### What is asked
Go through the data below. Pull out every line that has the word "是否与车主".

Data entries:
-------------------------
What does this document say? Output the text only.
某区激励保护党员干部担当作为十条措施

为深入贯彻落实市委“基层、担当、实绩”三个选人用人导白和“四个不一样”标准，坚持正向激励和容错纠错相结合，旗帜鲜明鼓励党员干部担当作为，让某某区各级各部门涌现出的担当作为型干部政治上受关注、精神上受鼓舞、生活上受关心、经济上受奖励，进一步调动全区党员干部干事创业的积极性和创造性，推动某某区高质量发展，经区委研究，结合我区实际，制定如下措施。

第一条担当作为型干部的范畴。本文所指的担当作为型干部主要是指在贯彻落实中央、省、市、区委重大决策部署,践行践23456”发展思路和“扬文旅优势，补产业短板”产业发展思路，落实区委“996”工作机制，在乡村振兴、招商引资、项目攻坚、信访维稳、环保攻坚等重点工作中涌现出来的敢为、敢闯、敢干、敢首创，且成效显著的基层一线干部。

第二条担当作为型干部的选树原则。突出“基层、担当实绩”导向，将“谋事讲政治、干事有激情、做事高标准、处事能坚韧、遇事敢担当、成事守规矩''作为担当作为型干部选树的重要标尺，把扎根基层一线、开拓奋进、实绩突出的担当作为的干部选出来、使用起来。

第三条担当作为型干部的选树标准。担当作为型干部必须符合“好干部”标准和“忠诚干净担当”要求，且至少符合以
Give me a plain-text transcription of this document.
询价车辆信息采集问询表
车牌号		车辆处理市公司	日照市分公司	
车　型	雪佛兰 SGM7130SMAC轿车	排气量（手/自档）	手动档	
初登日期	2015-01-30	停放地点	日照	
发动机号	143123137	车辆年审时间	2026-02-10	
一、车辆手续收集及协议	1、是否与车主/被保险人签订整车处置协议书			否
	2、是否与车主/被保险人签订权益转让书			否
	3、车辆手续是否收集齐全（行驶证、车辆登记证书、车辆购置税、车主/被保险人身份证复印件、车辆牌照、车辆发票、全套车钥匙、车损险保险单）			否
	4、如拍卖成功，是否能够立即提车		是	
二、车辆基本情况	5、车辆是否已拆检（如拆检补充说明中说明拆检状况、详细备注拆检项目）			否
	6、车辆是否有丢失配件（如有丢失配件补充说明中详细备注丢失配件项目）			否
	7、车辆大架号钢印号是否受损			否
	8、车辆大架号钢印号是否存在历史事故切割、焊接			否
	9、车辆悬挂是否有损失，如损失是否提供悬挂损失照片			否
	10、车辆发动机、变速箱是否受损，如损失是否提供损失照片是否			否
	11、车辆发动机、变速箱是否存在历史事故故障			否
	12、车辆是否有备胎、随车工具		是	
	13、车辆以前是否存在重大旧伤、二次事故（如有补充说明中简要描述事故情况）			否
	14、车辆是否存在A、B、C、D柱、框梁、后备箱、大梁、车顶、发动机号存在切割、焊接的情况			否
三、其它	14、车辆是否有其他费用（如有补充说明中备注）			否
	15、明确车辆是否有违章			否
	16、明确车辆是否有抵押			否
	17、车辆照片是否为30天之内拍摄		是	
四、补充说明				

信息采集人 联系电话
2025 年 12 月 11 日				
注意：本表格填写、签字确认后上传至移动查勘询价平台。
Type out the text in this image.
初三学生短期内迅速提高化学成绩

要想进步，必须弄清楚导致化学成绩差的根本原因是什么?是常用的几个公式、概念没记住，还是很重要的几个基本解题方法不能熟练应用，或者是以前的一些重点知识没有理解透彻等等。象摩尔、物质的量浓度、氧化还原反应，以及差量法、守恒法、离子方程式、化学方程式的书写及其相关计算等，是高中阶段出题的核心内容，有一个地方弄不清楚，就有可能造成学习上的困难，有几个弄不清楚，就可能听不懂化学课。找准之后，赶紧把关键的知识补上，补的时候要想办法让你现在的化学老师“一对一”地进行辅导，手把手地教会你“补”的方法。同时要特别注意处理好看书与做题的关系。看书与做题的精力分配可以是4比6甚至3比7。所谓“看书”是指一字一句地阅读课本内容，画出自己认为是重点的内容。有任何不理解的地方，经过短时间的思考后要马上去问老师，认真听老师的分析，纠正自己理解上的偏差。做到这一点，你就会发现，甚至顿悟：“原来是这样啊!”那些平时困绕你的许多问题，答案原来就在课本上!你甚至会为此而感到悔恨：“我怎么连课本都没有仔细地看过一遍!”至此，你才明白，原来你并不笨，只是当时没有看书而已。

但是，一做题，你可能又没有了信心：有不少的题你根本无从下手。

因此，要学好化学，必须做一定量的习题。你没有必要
-------------------------
### Solution to this problem
一、车辆手续收集及协议	1、是否与车主/被保险人签订整车处置协议书			否
	2、是否与车主/被保险人签订权益转让书			否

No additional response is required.